*Aim*
Omit every picture and output the rest of the records exactly as they are.

Dataset entries
-- start --
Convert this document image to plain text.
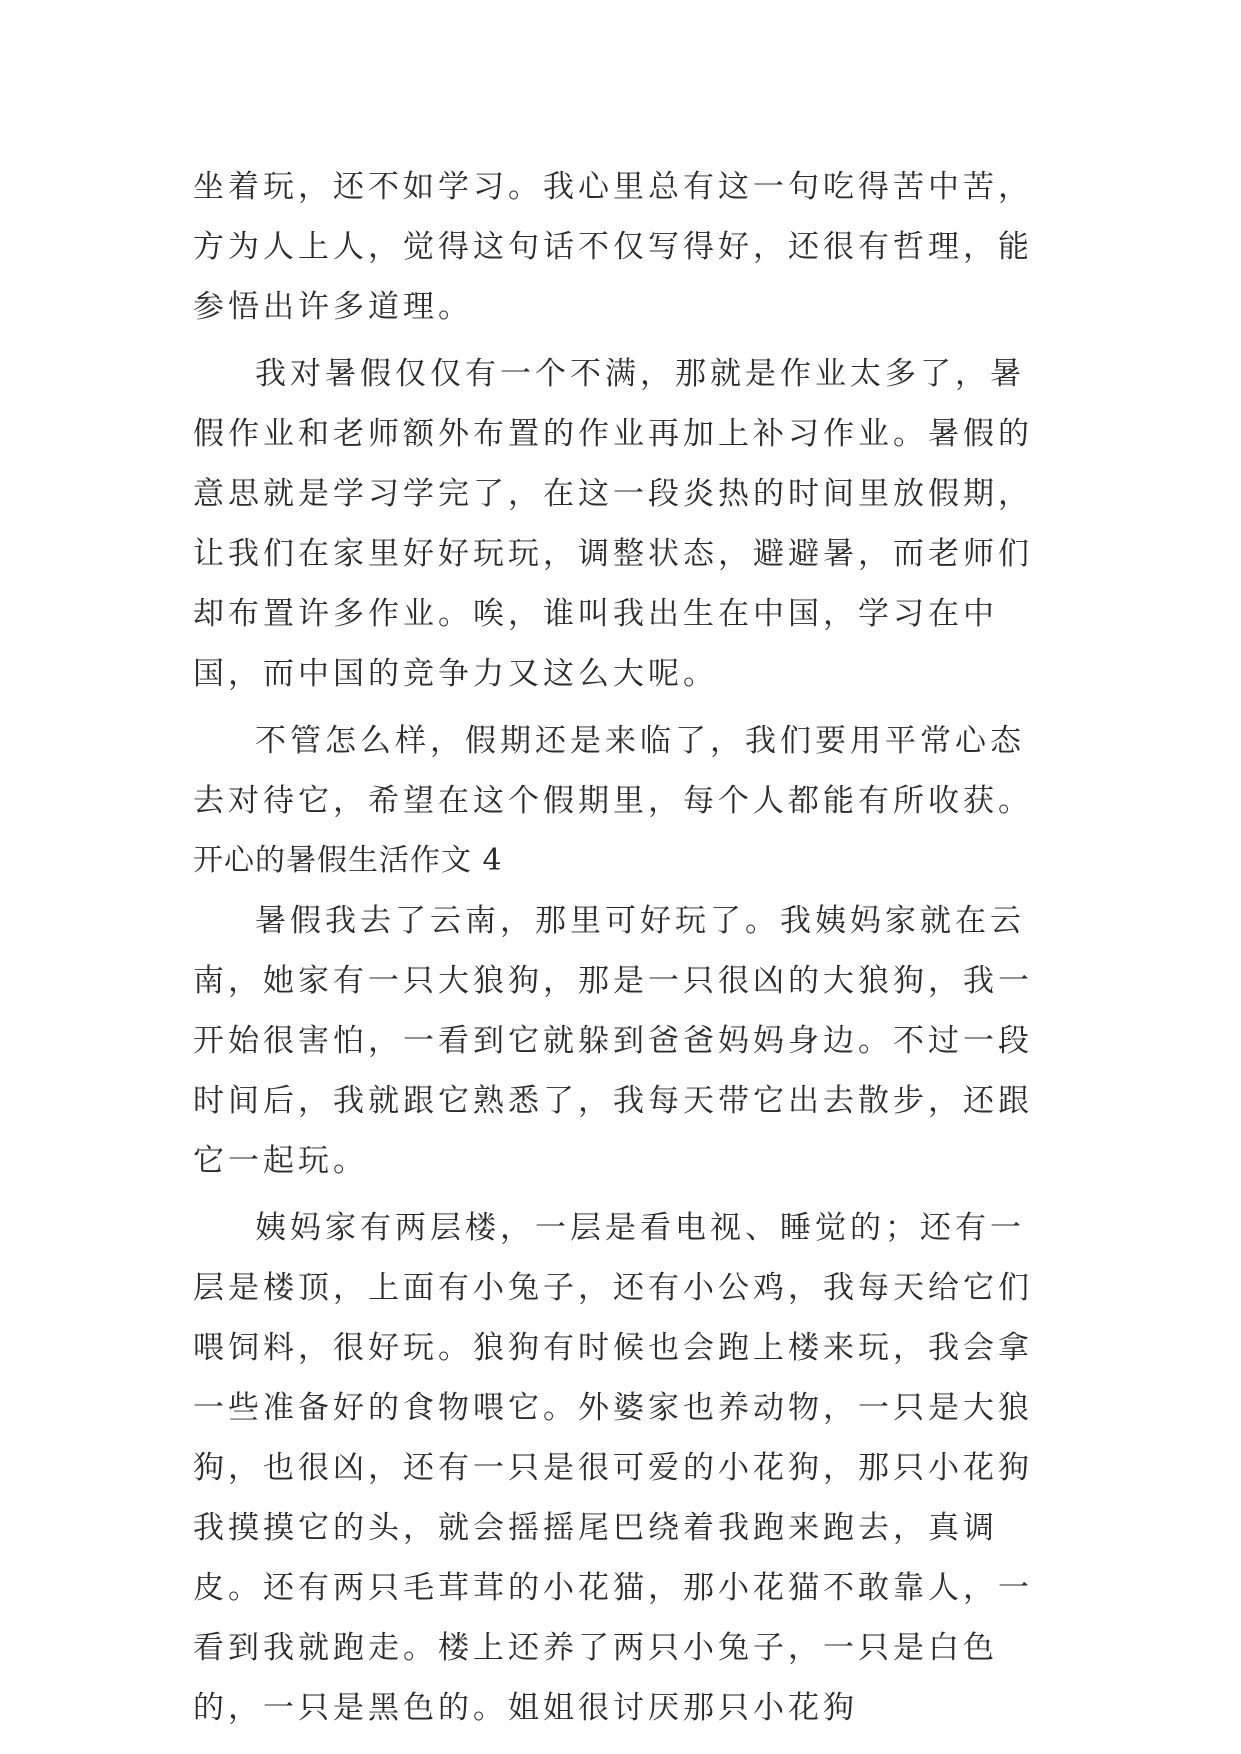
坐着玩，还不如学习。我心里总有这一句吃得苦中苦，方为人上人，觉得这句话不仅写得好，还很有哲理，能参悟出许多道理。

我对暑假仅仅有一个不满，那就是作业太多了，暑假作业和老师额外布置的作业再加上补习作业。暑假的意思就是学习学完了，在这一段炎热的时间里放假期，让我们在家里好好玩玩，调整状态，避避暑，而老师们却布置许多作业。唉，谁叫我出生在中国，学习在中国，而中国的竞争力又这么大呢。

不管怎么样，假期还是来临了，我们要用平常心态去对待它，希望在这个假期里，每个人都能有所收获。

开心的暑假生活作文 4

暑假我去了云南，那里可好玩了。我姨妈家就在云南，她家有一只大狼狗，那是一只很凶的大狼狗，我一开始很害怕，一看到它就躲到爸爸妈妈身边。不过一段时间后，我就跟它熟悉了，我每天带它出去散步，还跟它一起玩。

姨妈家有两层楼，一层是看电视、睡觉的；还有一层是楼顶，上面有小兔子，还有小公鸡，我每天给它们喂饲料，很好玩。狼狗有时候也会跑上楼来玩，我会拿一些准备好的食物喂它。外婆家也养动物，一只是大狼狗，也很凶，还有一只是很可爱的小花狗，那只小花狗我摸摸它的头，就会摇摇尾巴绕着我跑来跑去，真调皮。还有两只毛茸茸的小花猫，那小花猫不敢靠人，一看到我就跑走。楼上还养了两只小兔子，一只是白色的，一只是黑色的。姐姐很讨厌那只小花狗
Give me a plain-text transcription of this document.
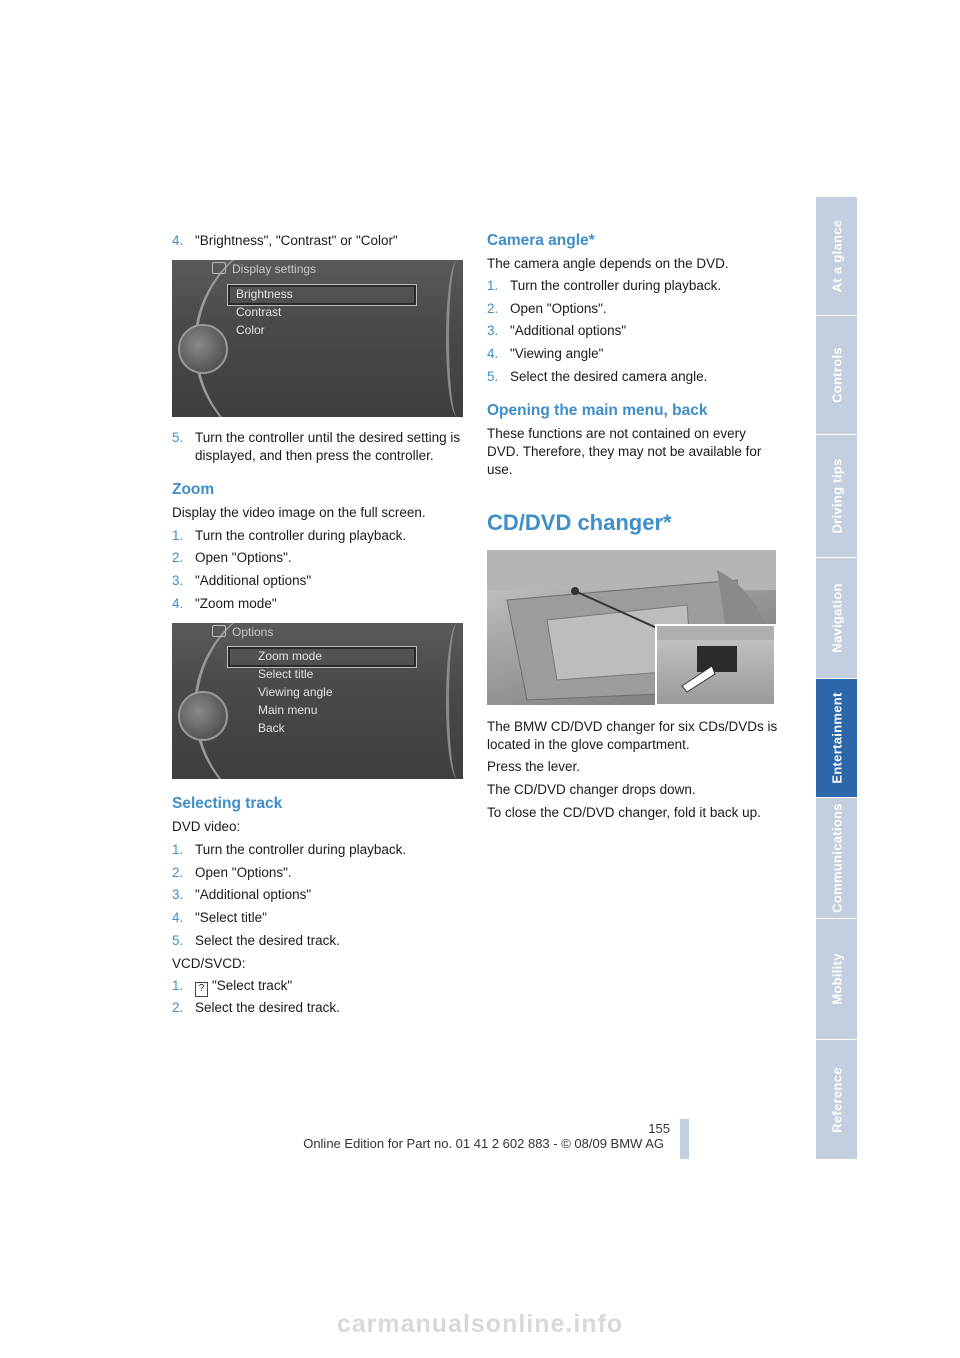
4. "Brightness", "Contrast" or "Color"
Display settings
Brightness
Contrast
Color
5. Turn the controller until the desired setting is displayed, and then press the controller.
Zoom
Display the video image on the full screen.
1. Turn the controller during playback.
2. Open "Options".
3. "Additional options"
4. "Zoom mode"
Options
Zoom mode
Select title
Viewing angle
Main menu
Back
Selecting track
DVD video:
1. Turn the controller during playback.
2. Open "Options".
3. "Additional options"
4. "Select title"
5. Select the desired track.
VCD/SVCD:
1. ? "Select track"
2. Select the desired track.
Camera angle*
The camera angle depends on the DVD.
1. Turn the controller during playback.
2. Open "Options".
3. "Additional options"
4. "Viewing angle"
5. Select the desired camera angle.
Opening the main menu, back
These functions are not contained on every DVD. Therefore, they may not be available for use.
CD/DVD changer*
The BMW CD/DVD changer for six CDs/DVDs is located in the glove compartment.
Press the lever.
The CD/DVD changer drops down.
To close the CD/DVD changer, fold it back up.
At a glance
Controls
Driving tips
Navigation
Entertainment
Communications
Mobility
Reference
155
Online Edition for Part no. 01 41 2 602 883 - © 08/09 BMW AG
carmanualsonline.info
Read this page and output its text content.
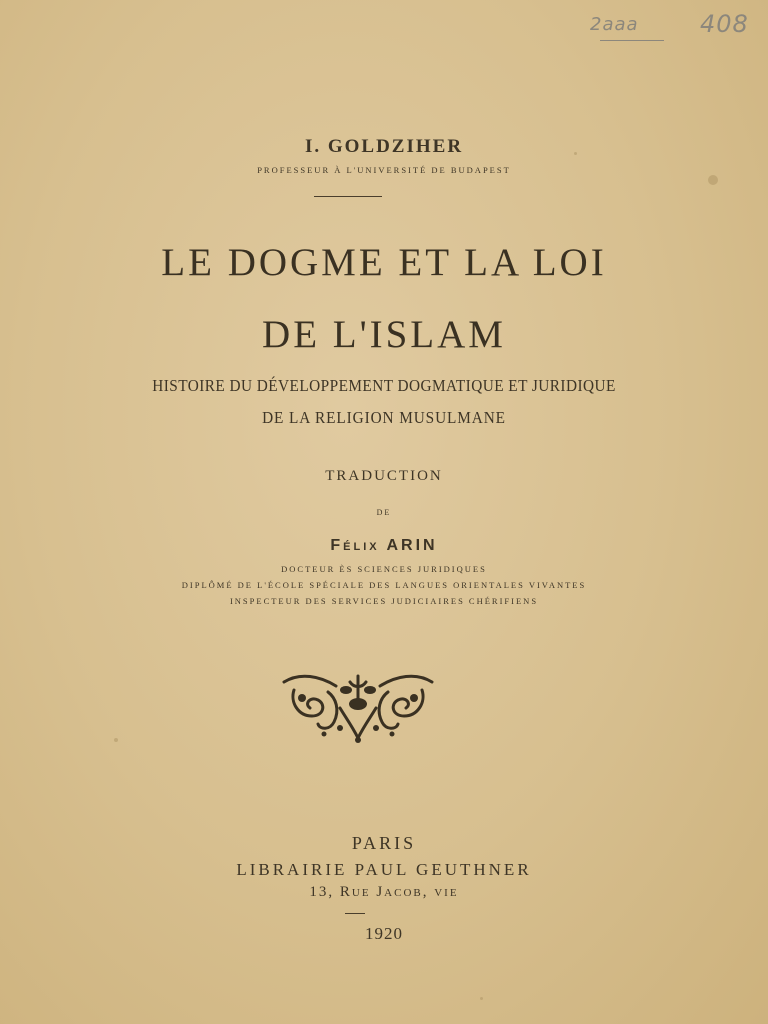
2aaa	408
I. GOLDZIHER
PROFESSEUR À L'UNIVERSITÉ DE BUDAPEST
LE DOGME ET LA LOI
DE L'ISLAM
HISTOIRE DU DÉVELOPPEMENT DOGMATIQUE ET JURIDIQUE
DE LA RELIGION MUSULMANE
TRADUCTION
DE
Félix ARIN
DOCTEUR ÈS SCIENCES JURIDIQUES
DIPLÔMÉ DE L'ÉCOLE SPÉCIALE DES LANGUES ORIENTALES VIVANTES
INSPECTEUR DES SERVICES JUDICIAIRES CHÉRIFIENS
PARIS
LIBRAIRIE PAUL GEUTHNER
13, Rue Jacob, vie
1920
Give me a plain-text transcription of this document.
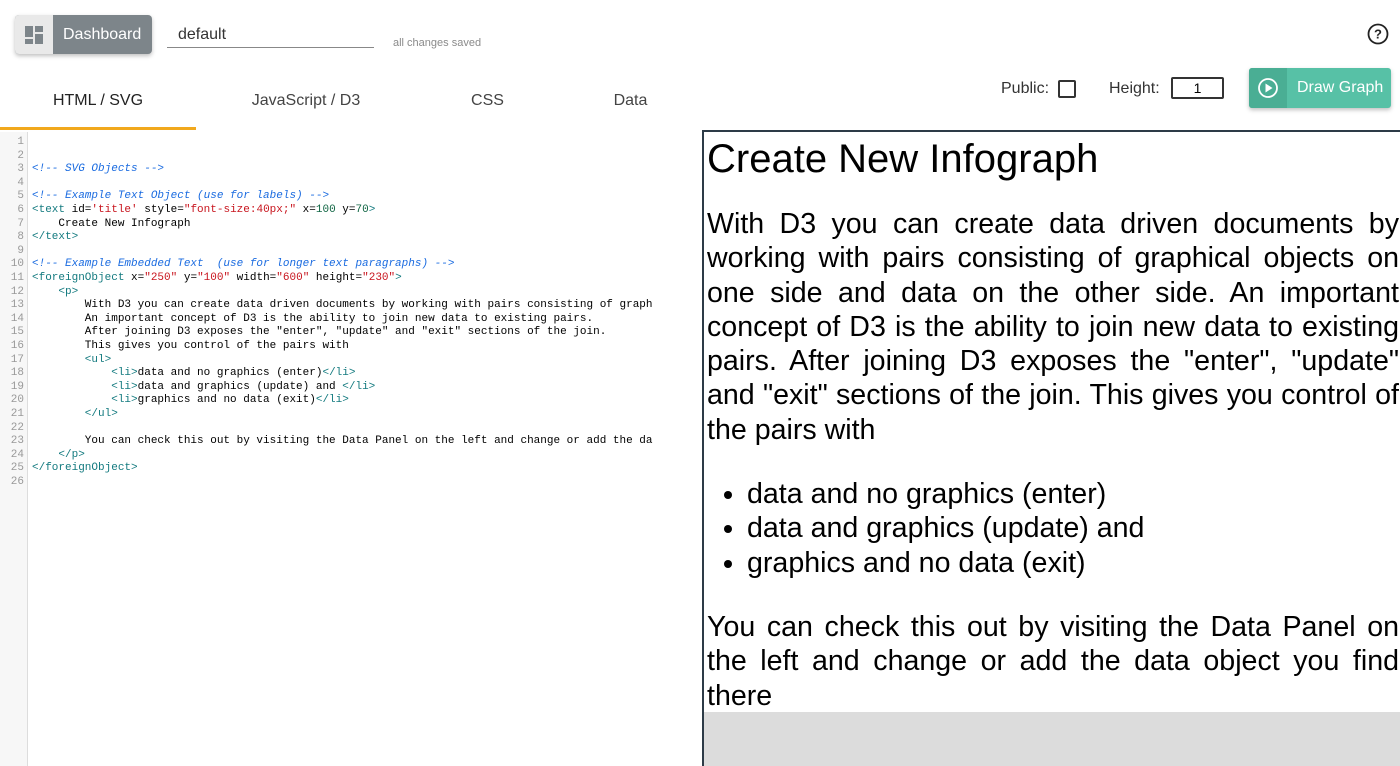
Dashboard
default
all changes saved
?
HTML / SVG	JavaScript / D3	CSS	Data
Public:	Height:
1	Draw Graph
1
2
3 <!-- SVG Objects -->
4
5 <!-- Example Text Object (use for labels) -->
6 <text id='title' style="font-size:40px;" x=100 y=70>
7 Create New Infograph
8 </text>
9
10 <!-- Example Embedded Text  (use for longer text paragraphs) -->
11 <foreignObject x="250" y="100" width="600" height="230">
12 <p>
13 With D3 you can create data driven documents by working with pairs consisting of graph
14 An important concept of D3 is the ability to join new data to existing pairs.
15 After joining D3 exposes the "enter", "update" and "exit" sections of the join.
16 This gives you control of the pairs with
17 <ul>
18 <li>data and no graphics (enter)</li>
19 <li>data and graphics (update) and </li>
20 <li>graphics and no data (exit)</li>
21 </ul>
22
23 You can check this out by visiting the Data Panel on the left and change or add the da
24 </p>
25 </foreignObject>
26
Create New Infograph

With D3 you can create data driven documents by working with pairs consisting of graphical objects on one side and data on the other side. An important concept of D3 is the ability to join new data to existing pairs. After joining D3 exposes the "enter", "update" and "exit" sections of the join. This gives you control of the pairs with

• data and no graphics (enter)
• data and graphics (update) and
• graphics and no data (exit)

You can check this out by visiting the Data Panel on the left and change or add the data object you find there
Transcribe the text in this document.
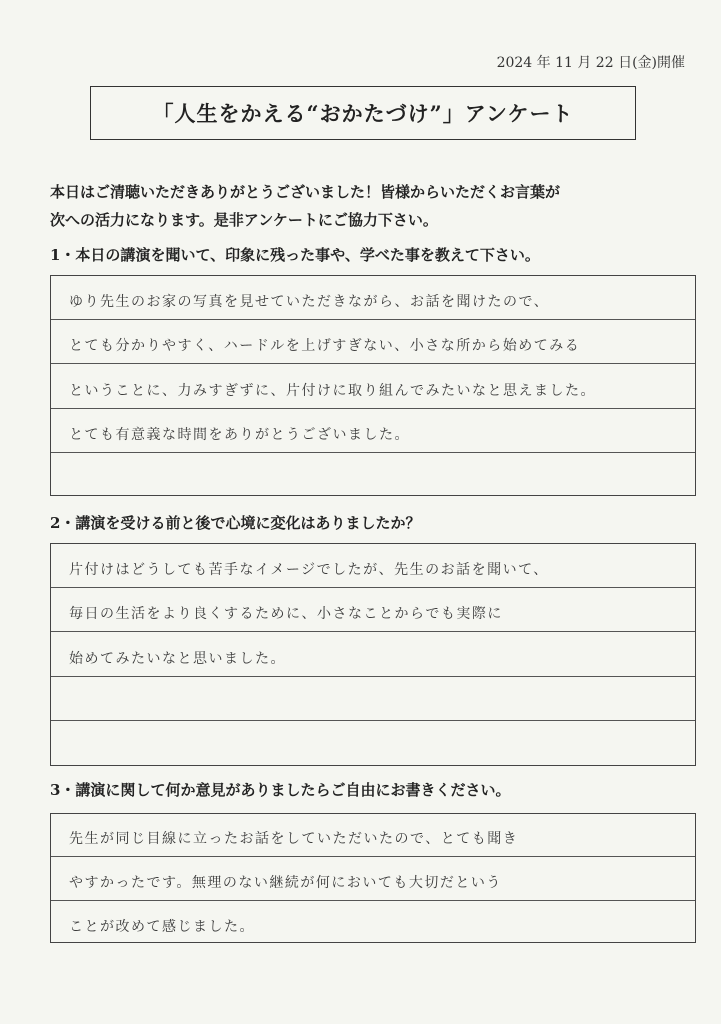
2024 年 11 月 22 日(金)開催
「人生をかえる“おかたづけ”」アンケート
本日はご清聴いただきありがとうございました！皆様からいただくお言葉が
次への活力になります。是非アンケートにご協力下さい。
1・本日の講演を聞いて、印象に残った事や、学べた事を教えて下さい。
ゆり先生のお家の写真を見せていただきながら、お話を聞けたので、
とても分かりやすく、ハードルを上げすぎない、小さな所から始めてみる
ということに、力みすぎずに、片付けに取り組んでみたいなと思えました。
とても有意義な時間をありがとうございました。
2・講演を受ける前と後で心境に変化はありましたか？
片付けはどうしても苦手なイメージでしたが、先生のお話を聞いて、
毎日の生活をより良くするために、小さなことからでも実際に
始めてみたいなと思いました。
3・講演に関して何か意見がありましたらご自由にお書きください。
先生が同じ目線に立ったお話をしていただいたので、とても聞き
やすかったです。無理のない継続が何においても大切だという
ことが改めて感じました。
-- end --
*Task output*
Convert this document image to plain text.
坐着玩，还不如学习。我心里总有这一句吃得苦中苦，方为人上人，觉得这句话不仅写得好，还很有哲理，能参悟出许多道理。

我对暑假仅仅有一个不满，那就是作业太多了，暑假作业和老师额外布置的作业再加上补习作业。暑假的意思就是学习学完了，在这一段炎热的时间里放假期，让我们在家里好好玩玩，调整状态，避避暑，而老师们却布置许多作业。唉，谁叫我出生在中国，学习在中国，而中国的竞争力又这么大呢。

不管怎么样，假期还是来临了，我们要用平常心态去对待它，希望在这个假期里，每个人都能有所收获。

开心的暑假生活作文 4

暑假我去了云南，那里可好玩了。我姨妈家就在云南，她家有一只大狼狗，那是一只很凶的大狼狗，我一开始很害怕，一看到它就躲到爸爸妈妈身边。不过一段时间后，我就跟它熟悉了，我每天带它出去散步，还跟它一起玩。

姨妈家有两层楼，一层是看电视、睡觉的；还有一层是楼顶，上面有小兔子，还有小公鸡，我每天给它们喂饲料，很好玩。狼狗有时候也会跑上楼来玩，我会拿一些准备好的食物喂它。外婆家也养动物，一只是大狼狗，也很凶，还有一只是很可爱的小花狗，那只小花狗我摸摸它的头，就会摇摇尾巴绕着我跑来跑去，真调皮。还有两只毛茸茸的小花猫，那小花猫不敢靠人，一看到我就跑走。楼上还养了两只小兔子，一只是白色的，一只是黑色的。姐姐很讨厌那只小花狗
Give me a plain-text transcription of this document.
4. "Brightness", "Contrast" or "Color"
Display settings
Brightness
Contrast
Color
5. Turn the controller until the desired setting is displayed, and then press the controller.
Zoom
Display the video image on the full screen.
1. Turn the controller during playback.
2. Open "Options".
3. "Additional options"
4. "Zoom mode"
Options
Zoom mode
Select title
Viewing angle
Main menu
Back
Selecting track
DVD video:
1. Turn the controller during playback.
2. Open "Options".
3. "Additional options"
4. "Select title"
5. Select the desired track.
VCD/SVCD:
1. ? "Select track"
2. Select the desired track.
Camera angle*
The camera angle depends on the DVD.
1. Turn the controller during playback.
2. Open "Options".
3. "Additional options"
4. "Viewing angle"
5. Select the desired camera angle.
Opening the main menu, back
These functions are not contained on every DVD. Therefore, they may not be available for use.
CD/DVD changer*
The BMW CD/DVD changer for six CDs/DVDs is located in the glove compartment.
Press the lever.
The CD/DVD changer drops down.
To close the CD/DVD changer, fold it back up.
At a glance
Controls
Driving tips
Navigation
Entertainment
Communications
Mobility
Reference
155
Online Edition for Part no. 01 41 2 602 883 - © 08/09 BMW AG
carmanualsonline.info
Read this page and output its text content.
2aaa	408
I. GOLDZIHER
PROFESSEUR À L'UNIVERSITÉ DE BUDAPEST
LE DOGME ET LA LOI
DE L'ISLAM
HISTOIRE DU DÉVELOPPEMENT DOGMATIQUE ET JURIDIQUE
DE LA RELIGION MUSULMANE
TRADUCTION
DE
Félix ARIN
DOCTEUR ÈS SCIENCES JURIDIQUES
DIPLÔMÉ DE L'ÉCOLE SPÉCIALE DES LANGUES ORIENTALES VIVANTES
INSPECTEUR DES SERVICES JUDICIAIRES CHÉRIFIENS
PARIS
LIBRAIRIE PAUL GEUTHNER
13, Rue Jacob, vie
1920
Give me a plain-text transcription of this document.
Dashboard
default
all changes saved
?
HTML / SVG	JavaScript / D3	CSS	Data
Public:	Height:
1	Draw Graph
1
2
3 <!-- SVG Objects -->
4
5 <!-- Example Text Object (use for labels) -->
6 <text id='title' style="font-size:40px;" x=100 y=70>
7 Create New Infograph
8 </text>
9
10 <!-- Example Embedded Text  (use for longer text paragraphs) -->
11 <foreignObject x="250" y="100" width="600" height="230">
12 <p>
13 With D3 you can create data driven documents by working with pairs consisting of graph
14 An important concept of D3 is the ability to join new data to existing pairs.
15 After joining D3 exposes the "enter", "update" and "exit" sections of the join.
16 This gives you control of the pairs with
17 <ul>
18 <li>data and no graphics (enter)</li>
19 <li>data and graphics (update) and </li>
20 <li>graphics and no data (exit)</li>
21 </ul>
22
23 You can check this out by visiting the Data Panel on the left and change or add the da
24 </p>
25 </foreignObject>
26
Create New Infograph

With D3 you can create data driven documents by working with pairs consisting of graphical objects on one side and data on the other side. An important concept of D3 is the ability to join new data to existing pairs. After joining D3 exposes the "enter", "update" and "exit" sections of the join. This gives you control of the pairs with

• data and no graphics (enter)
• data and graphics (update) and
• graphics and no data (exit)

You can check this out by visiting the Data Panel on the left and change or add the data object you find there
Transcribe the text in this document.
2024 年 11 月 22 日(金)開催
「人生をかえる“おかたづけ”」アンケート
本日はご清聴いただきありがとうございました！皆様からいただくお言葉が
次への活力になります。是非アンケートにご協力下さい。
1・本日の講演を聞いて、印象に残った事や、学べた事を教えて下さい。
ゆり先生のお家の写真を見せていただきながら、お話を聞けたので、
とても分かりやすく、ハードルを上げすぎない、小さな所から始めてみる
ということに、力みすぎずに、片付けに取り組んでみたいなと思えました。
とても有意義な時間をありがとうございました。
2・講演を受ける前と後で心境に変化はありましたか？
片付けはどうしても苦手なイメージでしたが、先生のお話を聞いて、
毎日の生活をより良くするために、小さなことからでも実際に
始めてみたいなと思いました。
3・講演に関して何か意見がありましたらご自由にお書きください。
先生が同じ目線に立ったお話をしていただいたので、とても聞き
やすかったです。無理のない継続が何においても大切だという
ことが改めて感じました。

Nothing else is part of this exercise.